Required work — Using the data beneath, show every line that includes the word "profesional".

+===+

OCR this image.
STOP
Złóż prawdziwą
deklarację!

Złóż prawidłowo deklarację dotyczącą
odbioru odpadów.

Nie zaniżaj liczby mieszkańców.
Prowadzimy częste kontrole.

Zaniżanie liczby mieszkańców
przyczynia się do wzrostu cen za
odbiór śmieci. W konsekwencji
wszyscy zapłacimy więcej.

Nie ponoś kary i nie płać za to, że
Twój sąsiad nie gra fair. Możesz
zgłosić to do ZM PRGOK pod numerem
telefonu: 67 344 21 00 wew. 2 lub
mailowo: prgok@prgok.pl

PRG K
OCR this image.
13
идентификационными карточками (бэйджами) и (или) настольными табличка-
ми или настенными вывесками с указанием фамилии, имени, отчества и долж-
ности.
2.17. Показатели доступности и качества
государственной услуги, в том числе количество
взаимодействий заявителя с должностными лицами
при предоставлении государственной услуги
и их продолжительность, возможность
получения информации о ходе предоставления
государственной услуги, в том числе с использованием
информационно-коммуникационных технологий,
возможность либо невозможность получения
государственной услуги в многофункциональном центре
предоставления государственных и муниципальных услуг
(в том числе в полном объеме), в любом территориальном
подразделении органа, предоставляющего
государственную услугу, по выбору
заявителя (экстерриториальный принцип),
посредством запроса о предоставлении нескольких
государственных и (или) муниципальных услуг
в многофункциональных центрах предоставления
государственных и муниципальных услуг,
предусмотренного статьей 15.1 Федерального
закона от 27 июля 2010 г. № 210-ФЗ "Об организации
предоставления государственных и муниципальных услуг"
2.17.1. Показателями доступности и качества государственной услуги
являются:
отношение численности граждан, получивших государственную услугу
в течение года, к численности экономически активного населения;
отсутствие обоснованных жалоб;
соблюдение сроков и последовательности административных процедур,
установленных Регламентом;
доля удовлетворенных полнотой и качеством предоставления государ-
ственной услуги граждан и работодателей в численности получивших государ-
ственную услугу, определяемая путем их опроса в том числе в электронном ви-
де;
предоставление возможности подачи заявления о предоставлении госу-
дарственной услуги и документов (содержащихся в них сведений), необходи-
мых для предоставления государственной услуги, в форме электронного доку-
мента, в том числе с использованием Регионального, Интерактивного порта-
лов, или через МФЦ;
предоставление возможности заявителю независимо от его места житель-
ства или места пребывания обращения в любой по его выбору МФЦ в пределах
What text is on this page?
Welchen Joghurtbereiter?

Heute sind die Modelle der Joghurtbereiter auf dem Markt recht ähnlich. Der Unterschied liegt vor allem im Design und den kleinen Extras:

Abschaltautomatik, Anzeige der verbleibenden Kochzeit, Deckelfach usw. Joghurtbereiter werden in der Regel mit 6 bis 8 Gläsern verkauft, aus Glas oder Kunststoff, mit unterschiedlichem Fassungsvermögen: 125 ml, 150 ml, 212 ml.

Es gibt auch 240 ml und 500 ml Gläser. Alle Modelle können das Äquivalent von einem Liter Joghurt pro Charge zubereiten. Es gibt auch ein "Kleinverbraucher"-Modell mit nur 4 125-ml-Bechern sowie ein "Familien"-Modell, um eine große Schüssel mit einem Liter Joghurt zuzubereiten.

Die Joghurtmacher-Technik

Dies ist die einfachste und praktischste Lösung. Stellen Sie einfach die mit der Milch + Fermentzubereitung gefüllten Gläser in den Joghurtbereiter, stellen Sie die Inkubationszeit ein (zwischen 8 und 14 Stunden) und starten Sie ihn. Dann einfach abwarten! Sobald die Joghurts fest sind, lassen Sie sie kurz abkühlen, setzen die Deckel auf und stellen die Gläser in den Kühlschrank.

+===+

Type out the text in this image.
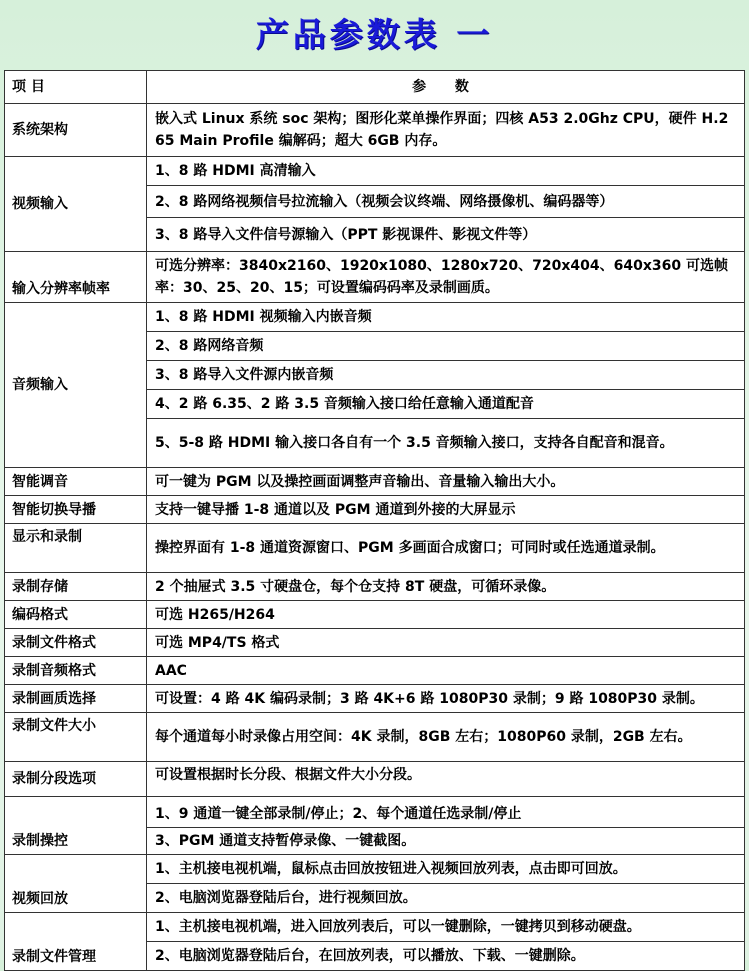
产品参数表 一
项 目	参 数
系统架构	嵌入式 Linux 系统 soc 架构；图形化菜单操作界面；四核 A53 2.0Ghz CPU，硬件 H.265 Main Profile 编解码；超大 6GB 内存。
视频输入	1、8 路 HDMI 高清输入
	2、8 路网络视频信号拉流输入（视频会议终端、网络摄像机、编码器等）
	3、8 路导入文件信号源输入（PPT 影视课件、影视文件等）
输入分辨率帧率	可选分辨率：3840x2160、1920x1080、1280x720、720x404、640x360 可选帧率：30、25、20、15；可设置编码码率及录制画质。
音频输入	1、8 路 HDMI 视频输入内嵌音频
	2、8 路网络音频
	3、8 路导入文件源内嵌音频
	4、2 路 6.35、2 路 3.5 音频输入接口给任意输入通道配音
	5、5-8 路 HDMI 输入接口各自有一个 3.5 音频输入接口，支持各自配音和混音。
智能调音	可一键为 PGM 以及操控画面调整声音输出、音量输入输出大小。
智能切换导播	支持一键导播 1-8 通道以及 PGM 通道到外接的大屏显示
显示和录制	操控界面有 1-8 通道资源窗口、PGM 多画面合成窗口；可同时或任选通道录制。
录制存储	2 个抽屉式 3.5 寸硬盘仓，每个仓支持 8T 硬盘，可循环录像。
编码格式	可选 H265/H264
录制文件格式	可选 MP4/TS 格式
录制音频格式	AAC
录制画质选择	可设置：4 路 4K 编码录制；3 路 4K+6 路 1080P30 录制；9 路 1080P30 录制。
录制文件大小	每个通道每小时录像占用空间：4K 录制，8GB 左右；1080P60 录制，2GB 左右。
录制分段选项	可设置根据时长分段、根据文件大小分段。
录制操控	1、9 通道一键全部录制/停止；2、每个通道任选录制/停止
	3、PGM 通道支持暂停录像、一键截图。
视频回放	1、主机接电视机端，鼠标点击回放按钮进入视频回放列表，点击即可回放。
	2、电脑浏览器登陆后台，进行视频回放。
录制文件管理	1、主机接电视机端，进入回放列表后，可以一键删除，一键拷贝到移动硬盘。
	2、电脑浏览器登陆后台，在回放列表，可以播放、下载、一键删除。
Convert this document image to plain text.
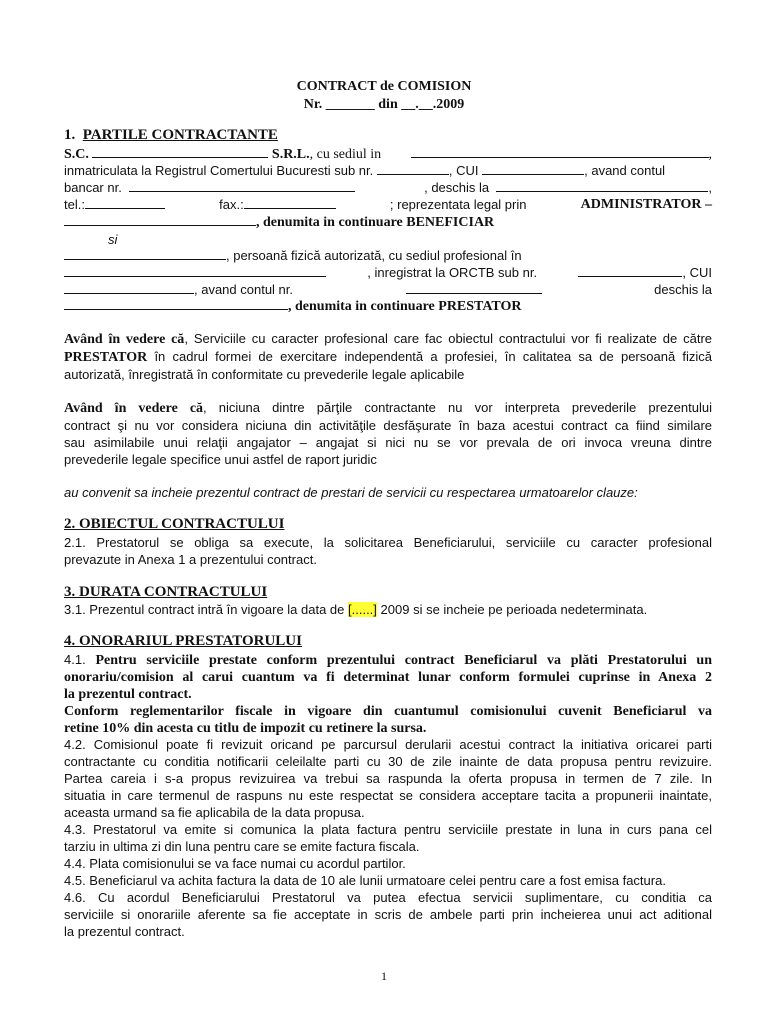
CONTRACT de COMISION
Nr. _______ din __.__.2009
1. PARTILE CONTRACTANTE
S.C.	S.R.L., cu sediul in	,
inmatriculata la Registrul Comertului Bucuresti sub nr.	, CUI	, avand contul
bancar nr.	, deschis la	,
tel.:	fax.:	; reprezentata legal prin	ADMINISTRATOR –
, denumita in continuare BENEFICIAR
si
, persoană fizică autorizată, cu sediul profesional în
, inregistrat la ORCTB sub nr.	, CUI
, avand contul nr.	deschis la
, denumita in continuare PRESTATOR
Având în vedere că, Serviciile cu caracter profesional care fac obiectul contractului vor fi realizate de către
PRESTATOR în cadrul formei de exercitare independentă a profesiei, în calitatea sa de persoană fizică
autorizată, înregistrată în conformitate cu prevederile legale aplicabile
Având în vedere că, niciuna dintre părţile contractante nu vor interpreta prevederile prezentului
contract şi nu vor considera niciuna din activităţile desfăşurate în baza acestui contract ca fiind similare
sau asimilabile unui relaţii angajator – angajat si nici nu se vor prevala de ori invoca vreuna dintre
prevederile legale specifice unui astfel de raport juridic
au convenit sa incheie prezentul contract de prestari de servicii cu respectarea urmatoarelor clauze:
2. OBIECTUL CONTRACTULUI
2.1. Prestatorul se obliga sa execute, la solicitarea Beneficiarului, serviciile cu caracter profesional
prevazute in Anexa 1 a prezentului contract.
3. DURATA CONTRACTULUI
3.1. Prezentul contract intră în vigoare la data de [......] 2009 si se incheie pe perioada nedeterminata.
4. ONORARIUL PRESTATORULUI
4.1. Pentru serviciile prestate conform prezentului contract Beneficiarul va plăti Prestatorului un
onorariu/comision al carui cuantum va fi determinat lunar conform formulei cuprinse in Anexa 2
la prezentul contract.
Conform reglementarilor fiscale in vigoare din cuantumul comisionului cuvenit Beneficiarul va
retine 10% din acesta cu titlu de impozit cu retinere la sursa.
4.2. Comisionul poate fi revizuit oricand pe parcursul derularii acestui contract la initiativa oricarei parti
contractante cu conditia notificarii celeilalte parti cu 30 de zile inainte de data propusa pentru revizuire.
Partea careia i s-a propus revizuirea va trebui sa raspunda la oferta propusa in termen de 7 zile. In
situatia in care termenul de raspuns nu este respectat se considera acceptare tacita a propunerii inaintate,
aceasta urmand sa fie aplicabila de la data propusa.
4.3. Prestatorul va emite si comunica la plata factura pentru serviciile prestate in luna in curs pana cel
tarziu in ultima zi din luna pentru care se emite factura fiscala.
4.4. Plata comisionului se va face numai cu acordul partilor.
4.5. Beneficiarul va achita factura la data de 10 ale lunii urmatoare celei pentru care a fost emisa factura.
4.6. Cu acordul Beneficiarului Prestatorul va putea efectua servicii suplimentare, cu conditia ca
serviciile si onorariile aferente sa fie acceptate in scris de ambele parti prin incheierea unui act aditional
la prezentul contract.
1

+===+

Written answer —
, persoană fizică autorizată, cu sediul profesional în
Având în vedere că, Serviciile cu caracter profesional care fac obiectul contractului vor fi realizate de către
2.1. Prestatorul se obliga sa execute, la solicitarea Beneficiarului, serviciile cu caracter profesional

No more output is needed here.